* [Instructions for the task]: Search the data for the word "Police" and copy every line that contains it.

* [Data extract]:
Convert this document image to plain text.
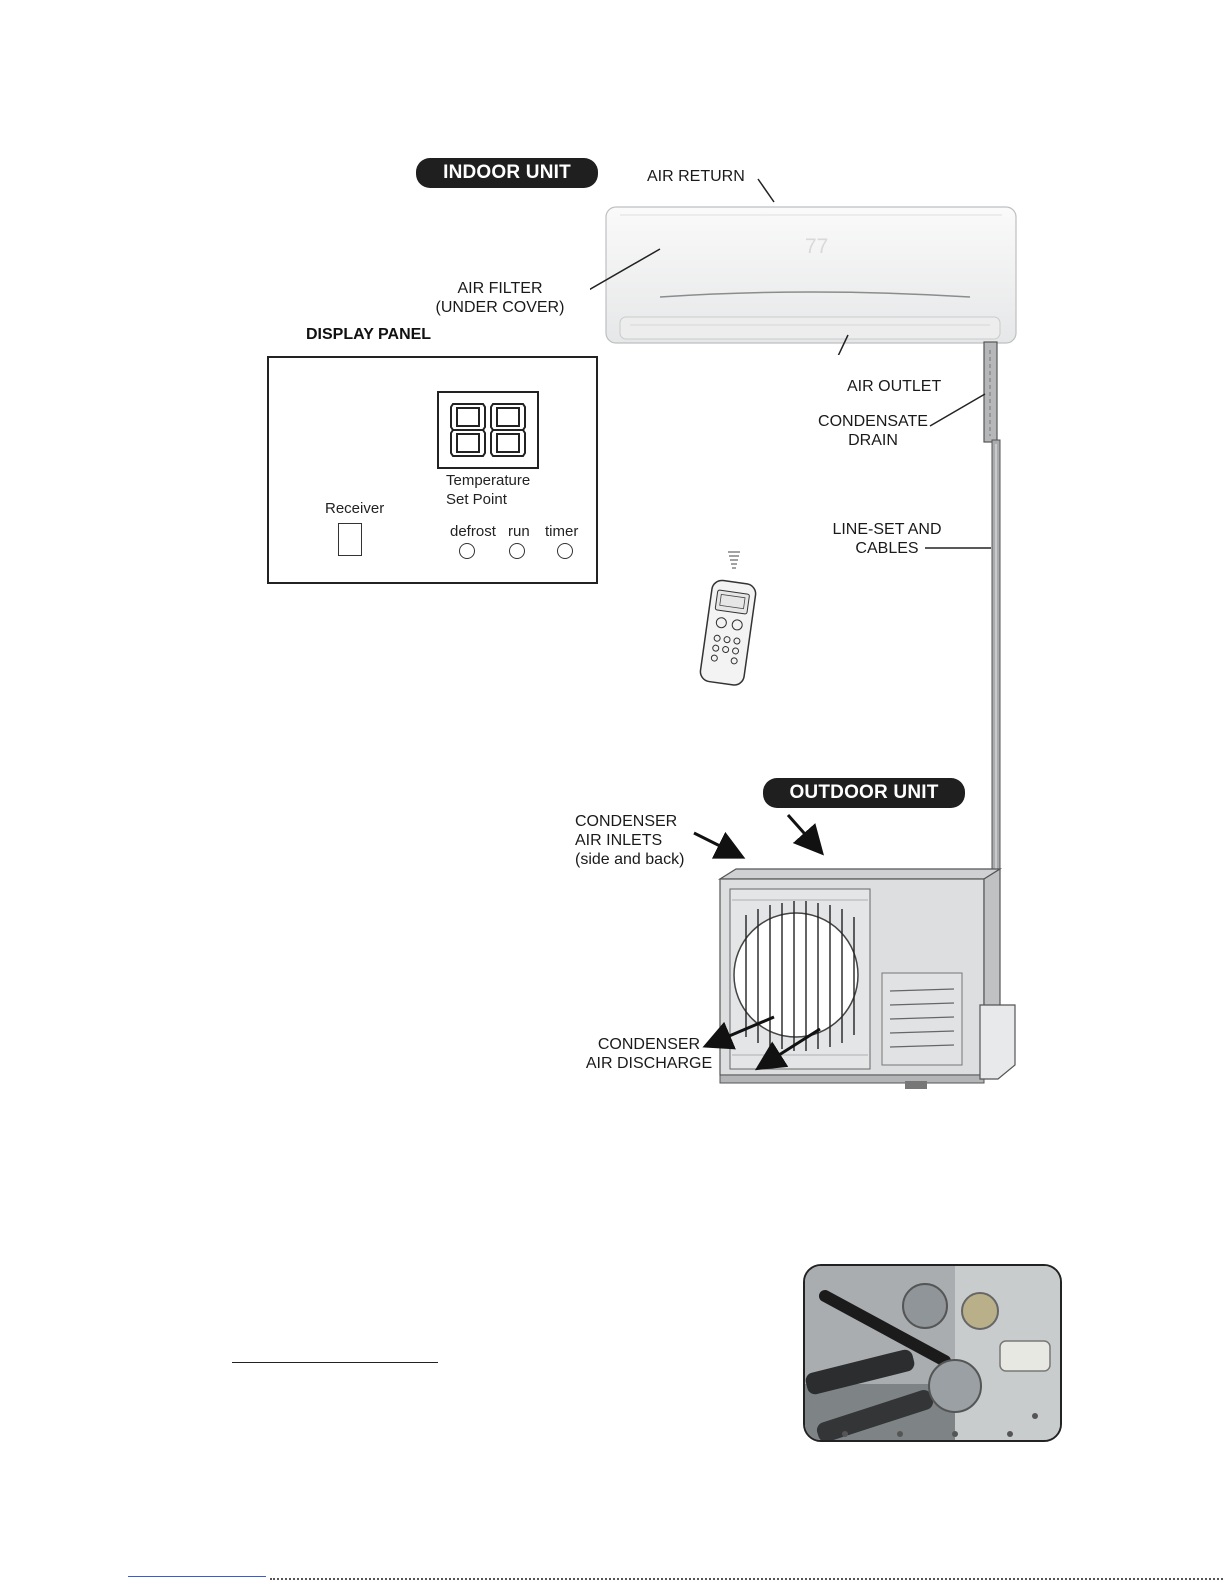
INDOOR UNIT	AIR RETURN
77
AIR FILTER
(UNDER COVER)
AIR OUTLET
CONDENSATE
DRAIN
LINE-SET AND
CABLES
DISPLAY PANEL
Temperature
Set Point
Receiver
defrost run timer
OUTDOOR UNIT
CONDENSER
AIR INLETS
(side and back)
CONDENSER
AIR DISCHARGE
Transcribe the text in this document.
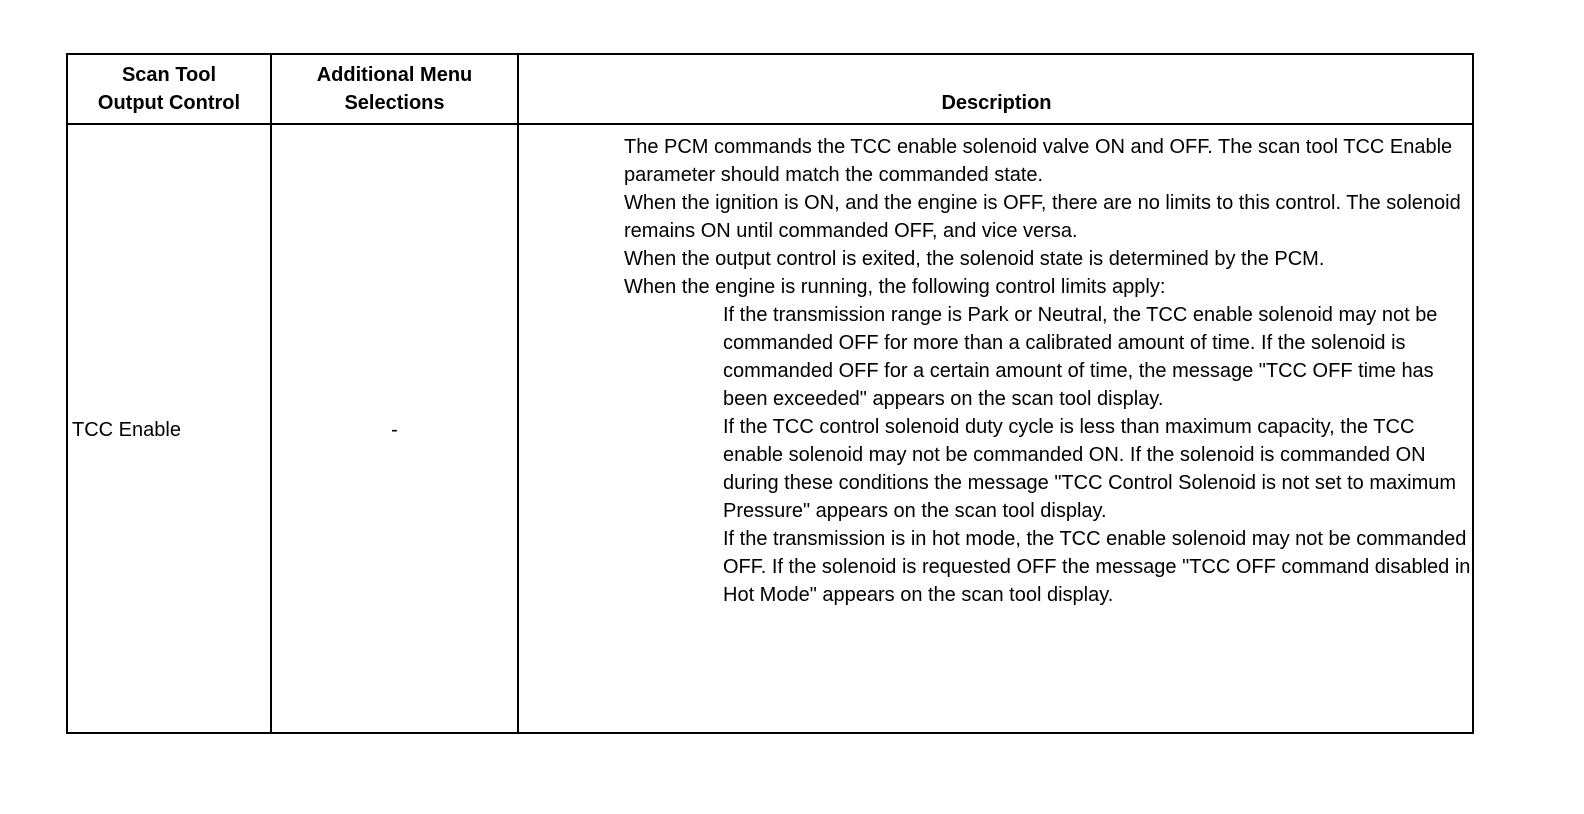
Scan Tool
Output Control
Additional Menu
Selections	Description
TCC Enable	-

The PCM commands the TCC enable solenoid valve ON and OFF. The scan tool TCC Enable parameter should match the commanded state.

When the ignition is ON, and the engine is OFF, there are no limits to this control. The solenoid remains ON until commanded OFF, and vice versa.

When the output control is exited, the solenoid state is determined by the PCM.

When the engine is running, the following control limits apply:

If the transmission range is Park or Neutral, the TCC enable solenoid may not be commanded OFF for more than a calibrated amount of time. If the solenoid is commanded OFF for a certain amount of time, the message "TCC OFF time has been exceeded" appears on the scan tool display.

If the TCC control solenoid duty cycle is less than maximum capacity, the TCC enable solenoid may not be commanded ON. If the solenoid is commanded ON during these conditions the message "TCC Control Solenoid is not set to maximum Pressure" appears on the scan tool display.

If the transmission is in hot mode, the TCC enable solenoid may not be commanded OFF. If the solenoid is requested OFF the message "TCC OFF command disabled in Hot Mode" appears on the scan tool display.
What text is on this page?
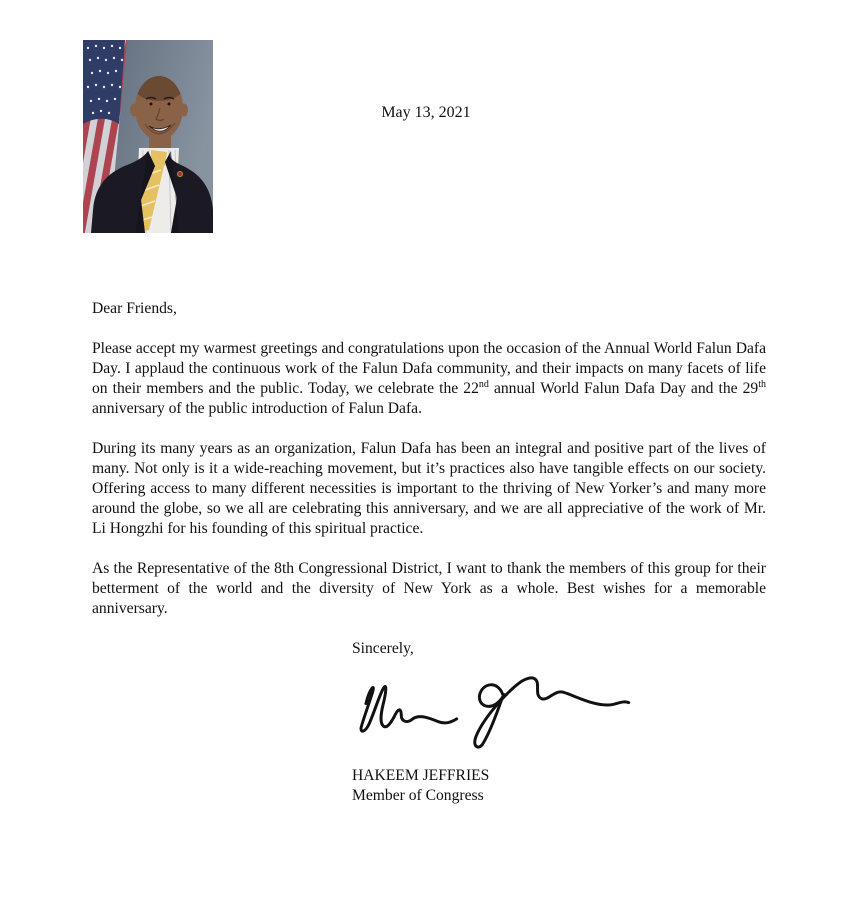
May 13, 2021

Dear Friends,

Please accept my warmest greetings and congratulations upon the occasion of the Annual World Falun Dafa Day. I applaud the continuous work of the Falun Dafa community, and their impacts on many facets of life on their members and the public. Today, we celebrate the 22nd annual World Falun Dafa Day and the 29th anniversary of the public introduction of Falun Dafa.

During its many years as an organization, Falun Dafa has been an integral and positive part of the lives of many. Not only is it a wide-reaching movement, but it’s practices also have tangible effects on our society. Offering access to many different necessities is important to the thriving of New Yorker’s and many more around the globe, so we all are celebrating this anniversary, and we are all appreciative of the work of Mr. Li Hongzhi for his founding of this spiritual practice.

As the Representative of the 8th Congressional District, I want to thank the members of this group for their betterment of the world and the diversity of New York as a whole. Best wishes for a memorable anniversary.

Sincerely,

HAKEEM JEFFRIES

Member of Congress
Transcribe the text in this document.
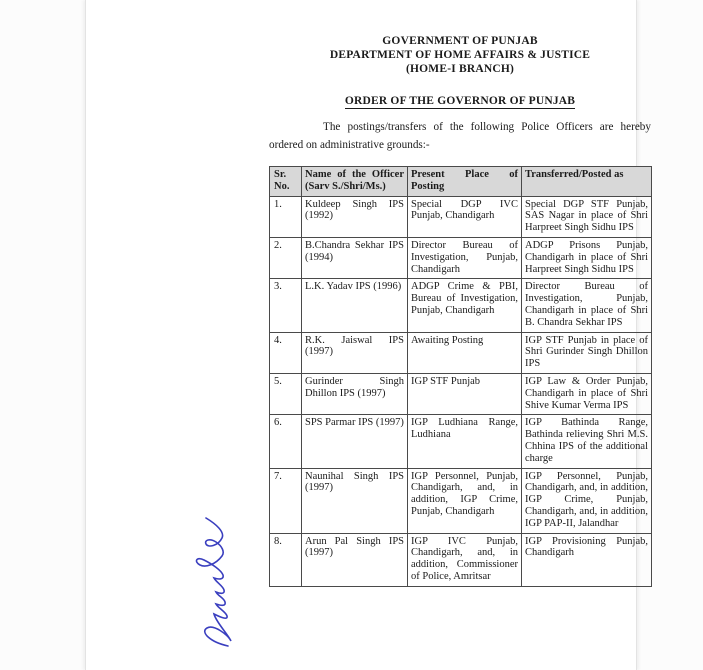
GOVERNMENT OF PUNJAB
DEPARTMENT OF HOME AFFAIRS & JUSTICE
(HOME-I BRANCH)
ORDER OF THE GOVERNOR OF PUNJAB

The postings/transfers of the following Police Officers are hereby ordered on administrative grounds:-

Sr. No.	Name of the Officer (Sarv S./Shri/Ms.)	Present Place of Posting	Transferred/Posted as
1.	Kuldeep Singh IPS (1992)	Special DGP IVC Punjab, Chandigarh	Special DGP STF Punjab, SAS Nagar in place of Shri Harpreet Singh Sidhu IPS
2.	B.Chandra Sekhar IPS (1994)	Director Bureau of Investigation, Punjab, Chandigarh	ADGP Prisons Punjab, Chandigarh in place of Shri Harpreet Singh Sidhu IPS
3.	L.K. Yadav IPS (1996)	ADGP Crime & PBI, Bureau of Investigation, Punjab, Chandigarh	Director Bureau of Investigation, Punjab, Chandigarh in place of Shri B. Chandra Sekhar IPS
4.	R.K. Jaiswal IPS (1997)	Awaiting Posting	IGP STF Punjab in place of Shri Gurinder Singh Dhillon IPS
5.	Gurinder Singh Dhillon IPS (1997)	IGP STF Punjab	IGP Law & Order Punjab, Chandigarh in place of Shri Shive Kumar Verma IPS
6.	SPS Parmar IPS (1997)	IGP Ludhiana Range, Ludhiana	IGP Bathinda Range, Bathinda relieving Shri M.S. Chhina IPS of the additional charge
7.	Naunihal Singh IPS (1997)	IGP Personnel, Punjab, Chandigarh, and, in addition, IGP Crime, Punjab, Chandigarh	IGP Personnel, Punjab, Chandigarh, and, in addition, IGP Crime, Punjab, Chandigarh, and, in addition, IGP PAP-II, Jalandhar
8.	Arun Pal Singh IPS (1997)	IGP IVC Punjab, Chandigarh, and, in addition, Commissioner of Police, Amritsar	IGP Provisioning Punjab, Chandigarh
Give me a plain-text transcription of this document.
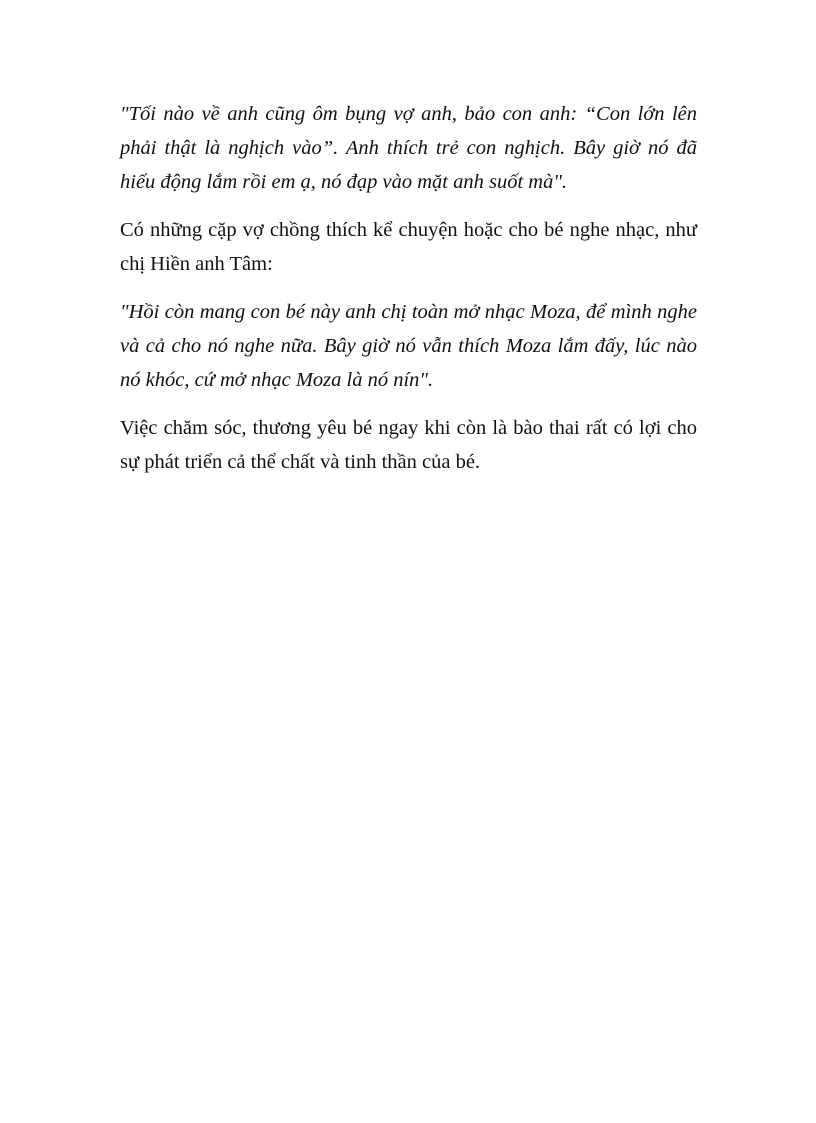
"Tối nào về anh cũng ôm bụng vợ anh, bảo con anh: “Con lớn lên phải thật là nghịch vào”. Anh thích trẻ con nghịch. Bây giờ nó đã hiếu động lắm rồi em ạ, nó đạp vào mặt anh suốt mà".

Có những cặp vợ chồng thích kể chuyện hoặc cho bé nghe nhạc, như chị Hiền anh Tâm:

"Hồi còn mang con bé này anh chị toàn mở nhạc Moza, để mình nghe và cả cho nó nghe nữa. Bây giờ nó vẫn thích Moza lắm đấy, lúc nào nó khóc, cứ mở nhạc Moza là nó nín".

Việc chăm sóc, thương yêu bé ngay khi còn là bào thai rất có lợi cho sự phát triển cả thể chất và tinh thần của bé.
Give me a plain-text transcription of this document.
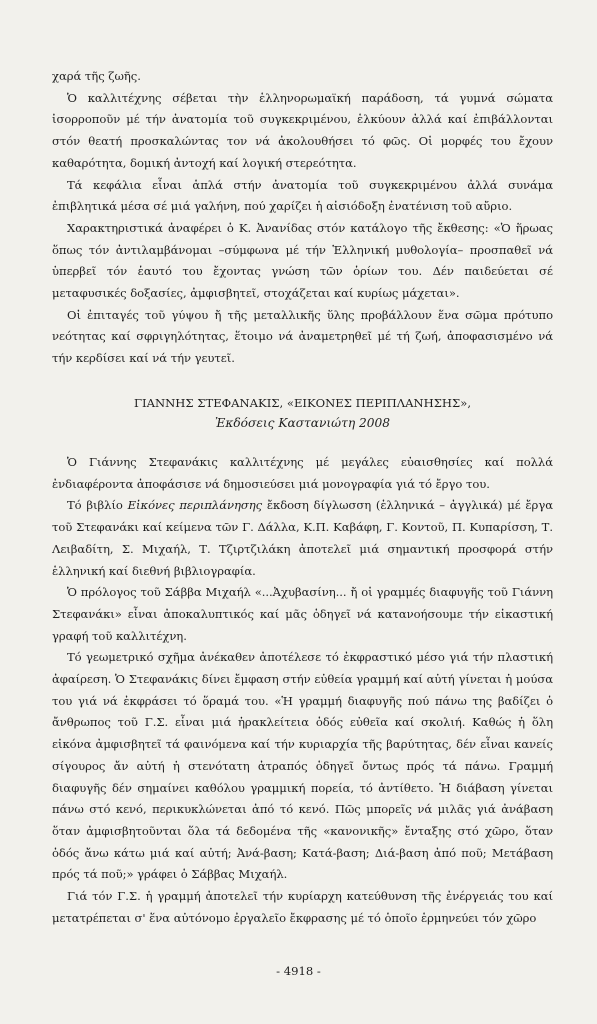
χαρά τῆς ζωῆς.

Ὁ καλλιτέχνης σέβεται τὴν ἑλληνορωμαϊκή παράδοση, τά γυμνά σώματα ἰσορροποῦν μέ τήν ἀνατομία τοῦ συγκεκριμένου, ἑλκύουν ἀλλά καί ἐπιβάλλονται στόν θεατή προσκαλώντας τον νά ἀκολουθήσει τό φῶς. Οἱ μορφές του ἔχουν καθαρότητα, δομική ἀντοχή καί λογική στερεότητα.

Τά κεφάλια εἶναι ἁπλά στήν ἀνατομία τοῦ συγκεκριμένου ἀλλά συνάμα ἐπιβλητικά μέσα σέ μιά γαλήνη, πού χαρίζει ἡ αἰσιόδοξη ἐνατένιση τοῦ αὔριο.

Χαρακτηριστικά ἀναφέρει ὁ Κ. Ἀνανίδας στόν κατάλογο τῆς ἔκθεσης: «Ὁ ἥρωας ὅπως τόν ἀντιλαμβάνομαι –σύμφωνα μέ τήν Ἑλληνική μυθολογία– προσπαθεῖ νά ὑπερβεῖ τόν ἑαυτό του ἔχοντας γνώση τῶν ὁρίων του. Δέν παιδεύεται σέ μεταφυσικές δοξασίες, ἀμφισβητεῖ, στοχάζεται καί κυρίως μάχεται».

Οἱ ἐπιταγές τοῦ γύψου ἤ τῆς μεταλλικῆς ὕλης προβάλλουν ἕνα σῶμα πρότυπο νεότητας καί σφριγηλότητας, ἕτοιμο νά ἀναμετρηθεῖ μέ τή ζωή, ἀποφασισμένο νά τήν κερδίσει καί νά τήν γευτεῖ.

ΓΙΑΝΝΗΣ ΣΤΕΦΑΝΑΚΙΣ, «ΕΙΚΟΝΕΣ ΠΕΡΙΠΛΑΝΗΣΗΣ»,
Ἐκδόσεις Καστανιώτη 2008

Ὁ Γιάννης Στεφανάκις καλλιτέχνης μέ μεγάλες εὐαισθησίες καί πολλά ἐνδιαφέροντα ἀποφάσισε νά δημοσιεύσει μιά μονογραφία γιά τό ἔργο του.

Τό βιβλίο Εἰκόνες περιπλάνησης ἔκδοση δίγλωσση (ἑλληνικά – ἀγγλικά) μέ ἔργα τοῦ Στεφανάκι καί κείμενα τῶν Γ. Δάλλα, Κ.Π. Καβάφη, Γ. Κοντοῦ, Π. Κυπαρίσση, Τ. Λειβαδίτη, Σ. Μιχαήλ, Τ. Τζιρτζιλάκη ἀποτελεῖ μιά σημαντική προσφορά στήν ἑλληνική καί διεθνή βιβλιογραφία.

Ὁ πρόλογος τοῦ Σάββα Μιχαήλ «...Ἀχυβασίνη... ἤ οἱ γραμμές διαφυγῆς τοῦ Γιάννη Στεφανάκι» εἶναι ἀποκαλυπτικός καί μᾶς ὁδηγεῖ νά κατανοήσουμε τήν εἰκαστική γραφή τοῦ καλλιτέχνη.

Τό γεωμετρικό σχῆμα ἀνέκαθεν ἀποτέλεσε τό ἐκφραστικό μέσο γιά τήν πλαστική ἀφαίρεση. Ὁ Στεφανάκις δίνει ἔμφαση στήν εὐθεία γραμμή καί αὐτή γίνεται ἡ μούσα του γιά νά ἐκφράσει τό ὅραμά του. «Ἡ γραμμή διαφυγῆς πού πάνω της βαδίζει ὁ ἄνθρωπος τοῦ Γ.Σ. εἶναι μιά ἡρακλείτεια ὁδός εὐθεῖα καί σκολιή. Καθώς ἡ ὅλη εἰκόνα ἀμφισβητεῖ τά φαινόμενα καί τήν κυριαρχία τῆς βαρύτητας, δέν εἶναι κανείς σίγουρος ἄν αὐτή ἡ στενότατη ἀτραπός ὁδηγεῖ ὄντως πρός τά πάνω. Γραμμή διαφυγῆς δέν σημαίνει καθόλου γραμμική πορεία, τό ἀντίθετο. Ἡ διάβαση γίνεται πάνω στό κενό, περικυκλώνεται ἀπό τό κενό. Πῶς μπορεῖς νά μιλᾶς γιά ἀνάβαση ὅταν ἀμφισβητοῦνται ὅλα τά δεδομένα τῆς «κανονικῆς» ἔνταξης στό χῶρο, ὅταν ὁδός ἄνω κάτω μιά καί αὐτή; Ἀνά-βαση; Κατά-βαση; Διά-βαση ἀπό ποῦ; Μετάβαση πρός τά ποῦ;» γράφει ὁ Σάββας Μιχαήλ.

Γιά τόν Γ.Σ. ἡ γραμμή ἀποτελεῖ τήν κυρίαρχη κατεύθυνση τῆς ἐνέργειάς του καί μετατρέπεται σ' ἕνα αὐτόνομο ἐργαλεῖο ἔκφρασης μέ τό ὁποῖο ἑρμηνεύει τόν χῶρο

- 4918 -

* [Correct result]:
The postings/transfers of the following Police Officers are hereby ordered on administrative grounds:-
8.	Arun Pal Singh IPS (1997)	IGP IVC Punjab, Chandigarh, and, in addition, Commissioner of Police, Amritsar	IGP Provisioning Punjab, Chandigarh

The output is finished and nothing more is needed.